> **Aim of the task**
Among the records below, find each line that includes the string "火星四射" and copy it.

> **Supplied data**
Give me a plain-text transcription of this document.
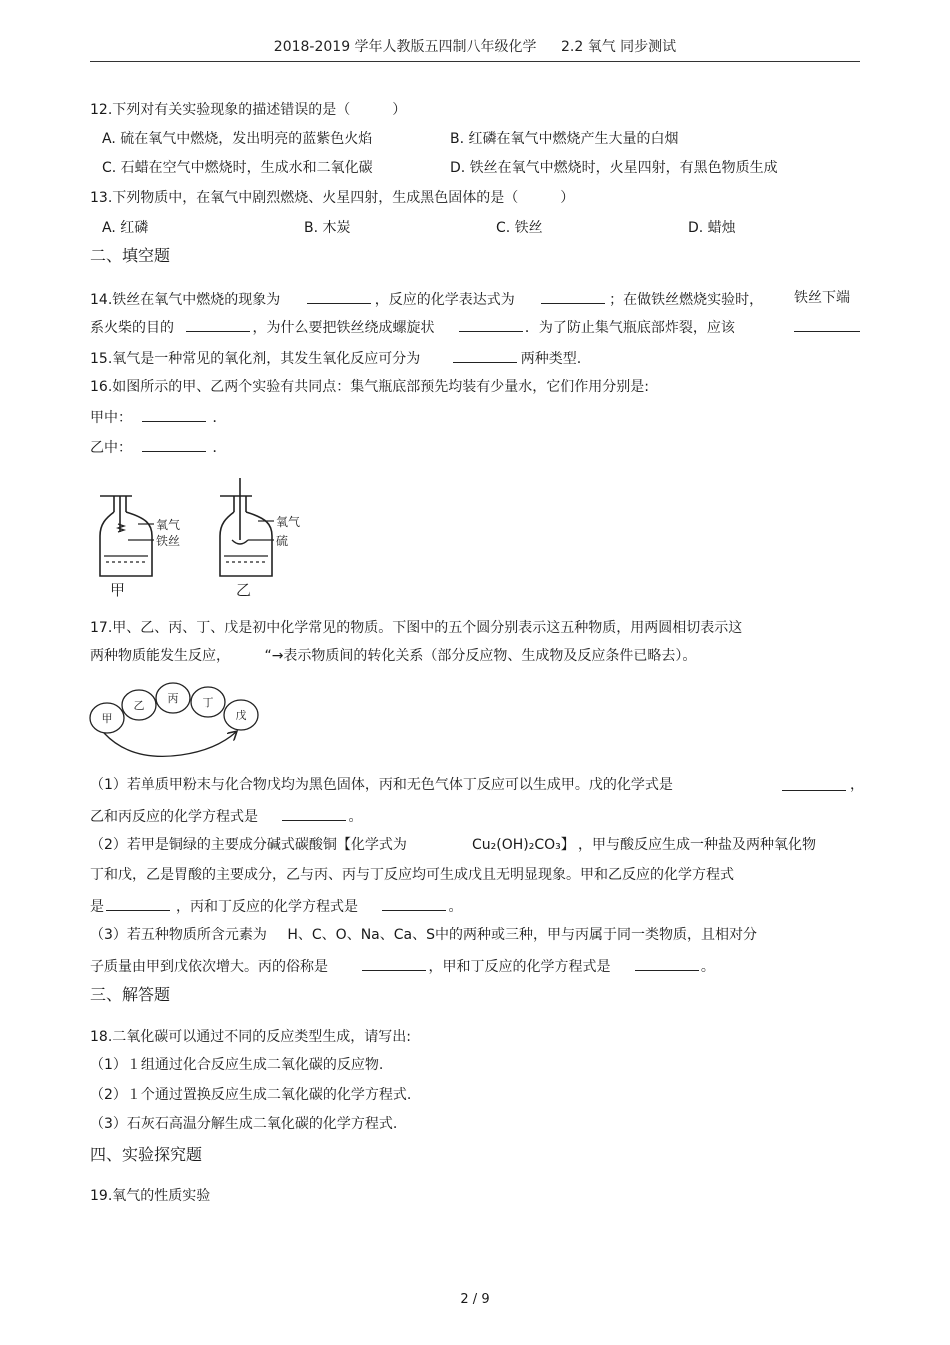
2018-2019 学年人教版五四制八年级化学 2.2 氧气 同步测试
12.下列对有关实验现象的描述错误的是（　　　）
A. 硫在氧气中燃烧，发出明亮的蓝紫色火焰	B. 红磷在氧气中燃烧产生大量的白烟
C. 石蜡在空气中燃烧时，生成水和二氧化碳	D. 铁丝在氧气中燃烧时，火星四射，有黑色物质生成
13.下列物质中，在氧气中剧烈燃烧、火星四射，生成黑色固体的是（　　　）
A. 红磷	B. 木炭	C. 铁丝	D. 蜡烛
二、填空题
14.铁丝在氧气中燃烧的现象为	，反应的化学表达式为	；在做铁丝燃烧实验时， 铁丝下端
系火柴的目的	，为什么要把铁丝绕成螺旋状	．为了防止集气瓶底部炸裂，应该
15.氧气是一种常见的氧化剂，其发生氧化反应可分为	两种类型.
16.如图所示的甲、乙两个实验有共同点：集气瓶底部预先均装有少量水，它们作用分别是:
甲中：	．
乙中：	．
氧气
铁丝
甲
氧气
硫
乙
17.甲、乙、丙、丁、戊是初中化学常见的物质。下图中的五个圆分别表示这五种物质，用两圆相切表示这
两种物质能发生反应， “→表示物质间的转化关系（部分反应物、生成物及反应条件已略去）。
甲
乙
丙 丁
戊
（1）若单质甲粉末与化合物戊均为黑色固体，丙和无色气体丁反应可以生成甲。戊的化学式是	，
乙和丙反应的化学方程式是	。
（2）若甲是铜绿的主要成分碱式碳酸铜【化学式为	Cu₂(OH)₂CO₃】 ，甲与酸反应生成一种盐及两种氧化物
丁和戊，乙是胃酸的主要成分，乙与丙、丙与丁反应均可生成戊且无明显现象。甲和乙反应的化学方程式
是	，丙和丁反应的化学方程式是	。
（3）若五种物质所含元素为 H、C、O、Na、Ca、S中的两种或三种，甲与丙属于同一类物质，且相对分
子质量由甲到戊依次增大。丙的俗称是	，甲和丁反应的化学方程式是	。
三、解答题
18.二氧化碳可以通过不同的反应类型生成，请写出:
（1）１组通过化合反应生成二氧化碳的反应物.
（2）１个通过置换反应生成二氧化碳的化学方程式.
（3）石灰石高温分解生成二氧化碳的化学方程式.
四、实验探究题
19.氧气的性质实验
2 / 9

> **Output for this exercise**
C. 石蜡在空气中燃烧时，生成水和二氧化碳	D. 铁丝在氧气中燃烧时，火星四射，有黑色物质生成
13.下列物质中，在氧气中剧烈燃烧、火星四射，生成黑色固体的是（　　　）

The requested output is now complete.